====== RECORDS SUPPLIED ======

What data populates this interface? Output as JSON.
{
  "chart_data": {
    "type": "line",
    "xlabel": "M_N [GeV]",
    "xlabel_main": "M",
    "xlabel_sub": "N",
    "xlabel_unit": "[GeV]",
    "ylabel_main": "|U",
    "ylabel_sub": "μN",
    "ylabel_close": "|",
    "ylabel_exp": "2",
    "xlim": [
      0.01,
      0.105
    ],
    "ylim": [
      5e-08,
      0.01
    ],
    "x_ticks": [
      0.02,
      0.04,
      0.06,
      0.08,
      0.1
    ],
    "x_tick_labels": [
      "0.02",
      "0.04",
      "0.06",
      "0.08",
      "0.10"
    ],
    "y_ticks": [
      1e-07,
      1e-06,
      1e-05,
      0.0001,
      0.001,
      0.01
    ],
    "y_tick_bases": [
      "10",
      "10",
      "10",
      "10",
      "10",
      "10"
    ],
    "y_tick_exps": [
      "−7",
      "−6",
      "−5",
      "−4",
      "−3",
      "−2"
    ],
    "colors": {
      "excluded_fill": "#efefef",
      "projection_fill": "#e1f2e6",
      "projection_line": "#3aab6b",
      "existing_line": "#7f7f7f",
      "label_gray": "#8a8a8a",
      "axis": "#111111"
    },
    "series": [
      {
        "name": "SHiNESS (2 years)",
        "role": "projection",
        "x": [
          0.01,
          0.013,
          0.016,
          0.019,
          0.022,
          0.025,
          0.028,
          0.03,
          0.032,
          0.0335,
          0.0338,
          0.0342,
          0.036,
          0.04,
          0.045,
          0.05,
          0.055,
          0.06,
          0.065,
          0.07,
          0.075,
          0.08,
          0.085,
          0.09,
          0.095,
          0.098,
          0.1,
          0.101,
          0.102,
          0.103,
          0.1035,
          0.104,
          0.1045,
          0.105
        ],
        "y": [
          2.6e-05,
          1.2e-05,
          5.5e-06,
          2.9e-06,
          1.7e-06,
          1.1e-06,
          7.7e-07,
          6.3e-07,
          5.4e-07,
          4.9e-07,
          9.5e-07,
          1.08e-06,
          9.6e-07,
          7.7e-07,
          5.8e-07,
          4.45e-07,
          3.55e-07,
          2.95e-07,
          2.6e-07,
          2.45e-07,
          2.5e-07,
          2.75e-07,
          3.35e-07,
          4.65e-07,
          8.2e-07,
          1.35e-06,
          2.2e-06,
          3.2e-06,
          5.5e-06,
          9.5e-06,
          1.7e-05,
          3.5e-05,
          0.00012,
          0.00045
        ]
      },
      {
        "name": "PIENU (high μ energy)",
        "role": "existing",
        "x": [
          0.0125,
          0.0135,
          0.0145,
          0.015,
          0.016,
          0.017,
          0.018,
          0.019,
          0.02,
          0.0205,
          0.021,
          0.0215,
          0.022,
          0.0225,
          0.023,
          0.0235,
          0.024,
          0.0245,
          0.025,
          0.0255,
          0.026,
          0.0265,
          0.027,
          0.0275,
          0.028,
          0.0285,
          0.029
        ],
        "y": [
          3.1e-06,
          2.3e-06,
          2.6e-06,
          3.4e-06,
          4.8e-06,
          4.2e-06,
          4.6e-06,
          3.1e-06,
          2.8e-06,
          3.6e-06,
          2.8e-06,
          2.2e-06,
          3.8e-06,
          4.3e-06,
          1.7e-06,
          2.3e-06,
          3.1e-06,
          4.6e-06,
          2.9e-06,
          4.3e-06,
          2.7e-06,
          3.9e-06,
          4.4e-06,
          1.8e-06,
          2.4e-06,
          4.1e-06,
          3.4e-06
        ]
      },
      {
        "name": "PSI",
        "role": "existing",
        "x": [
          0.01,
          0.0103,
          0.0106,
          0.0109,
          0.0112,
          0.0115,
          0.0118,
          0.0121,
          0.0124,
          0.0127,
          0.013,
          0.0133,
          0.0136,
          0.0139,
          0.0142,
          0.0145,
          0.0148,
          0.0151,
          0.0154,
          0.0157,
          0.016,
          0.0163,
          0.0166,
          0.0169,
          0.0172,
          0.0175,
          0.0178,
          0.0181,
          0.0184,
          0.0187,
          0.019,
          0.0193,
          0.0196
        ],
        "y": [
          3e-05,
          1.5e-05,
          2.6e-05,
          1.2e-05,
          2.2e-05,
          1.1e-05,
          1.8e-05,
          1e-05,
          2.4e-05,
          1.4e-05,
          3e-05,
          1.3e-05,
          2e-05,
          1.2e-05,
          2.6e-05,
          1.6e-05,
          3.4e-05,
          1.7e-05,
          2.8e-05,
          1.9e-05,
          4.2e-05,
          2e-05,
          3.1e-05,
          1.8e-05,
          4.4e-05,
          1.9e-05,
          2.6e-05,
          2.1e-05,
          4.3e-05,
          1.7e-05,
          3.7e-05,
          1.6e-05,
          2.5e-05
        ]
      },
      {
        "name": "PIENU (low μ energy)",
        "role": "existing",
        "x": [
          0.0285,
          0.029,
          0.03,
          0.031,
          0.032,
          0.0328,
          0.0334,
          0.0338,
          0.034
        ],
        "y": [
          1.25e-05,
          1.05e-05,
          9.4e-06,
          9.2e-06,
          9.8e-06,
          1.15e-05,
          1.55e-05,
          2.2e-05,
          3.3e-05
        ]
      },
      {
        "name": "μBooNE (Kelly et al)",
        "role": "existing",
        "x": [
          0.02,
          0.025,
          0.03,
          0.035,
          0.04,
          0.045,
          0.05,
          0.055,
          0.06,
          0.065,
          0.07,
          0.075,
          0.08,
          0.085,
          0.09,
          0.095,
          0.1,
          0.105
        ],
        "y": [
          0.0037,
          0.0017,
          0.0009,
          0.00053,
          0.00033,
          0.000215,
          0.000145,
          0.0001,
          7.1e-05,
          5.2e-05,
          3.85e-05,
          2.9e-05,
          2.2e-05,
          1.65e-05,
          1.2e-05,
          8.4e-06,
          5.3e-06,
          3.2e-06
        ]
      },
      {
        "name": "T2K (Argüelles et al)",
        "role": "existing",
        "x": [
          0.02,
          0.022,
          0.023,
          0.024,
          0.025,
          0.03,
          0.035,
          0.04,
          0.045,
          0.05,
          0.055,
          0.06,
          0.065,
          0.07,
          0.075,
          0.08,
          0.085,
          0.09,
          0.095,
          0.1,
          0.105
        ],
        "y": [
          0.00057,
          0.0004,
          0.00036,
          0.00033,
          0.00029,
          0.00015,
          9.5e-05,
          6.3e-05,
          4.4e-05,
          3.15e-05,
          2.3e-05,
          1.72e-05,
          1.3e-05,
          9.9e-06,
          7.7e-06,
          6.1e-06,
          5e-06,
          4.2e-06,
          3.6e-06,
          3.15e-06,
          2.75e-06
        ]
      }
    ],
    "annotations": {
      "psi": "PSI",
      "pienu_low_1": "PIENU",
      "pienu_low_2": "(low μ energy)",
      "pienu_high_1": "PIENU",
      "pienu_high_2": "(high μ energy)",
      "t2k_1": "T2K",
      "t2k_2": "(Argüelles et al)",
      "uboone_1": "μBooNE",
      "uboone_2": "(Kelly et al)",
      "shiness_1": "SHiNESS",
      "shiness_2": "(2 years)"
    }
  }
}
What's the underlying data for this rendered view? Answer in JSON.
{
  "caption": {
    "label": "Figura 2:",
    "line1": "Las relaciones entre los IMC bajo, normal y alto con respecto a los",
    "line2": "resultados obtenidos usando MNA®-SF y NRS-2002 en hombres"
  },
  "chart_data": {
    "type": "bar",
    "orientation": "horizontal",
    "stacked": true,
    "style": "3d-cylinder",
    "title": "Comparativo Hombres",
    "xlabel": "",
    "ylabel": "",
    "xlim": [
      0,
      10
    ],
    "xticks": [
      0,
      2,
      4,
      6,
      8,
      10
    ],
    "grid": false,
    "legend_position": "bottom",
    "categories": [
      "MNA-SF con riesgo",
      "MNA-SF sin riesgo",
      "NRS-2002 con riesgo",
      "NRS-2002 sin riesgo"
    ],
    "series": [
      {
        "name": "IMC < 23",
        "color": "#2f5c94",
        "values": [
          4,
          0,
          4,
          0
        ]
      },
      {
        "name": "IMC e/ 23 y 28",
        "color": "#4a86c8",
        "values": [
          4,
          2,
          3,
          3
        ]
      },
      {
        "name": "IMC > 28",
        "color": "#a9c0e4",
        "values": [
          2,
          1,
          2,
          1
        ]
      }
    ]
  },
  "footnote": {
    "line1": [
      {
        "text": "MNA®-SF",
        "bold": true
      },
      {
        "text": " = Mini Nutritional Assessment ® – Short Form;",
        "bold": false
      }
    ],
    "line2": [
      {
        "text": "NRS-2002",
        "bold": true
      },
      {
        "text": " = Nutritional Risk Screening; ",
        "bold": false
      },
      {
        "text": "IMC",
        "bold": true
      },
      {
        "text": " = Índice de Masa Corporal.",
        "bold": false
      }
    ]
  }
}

======

** WORK TO DO **
In the entries above, count every line containing the word "riesgo". Write only the total.

** RESPONSE BELOW **
4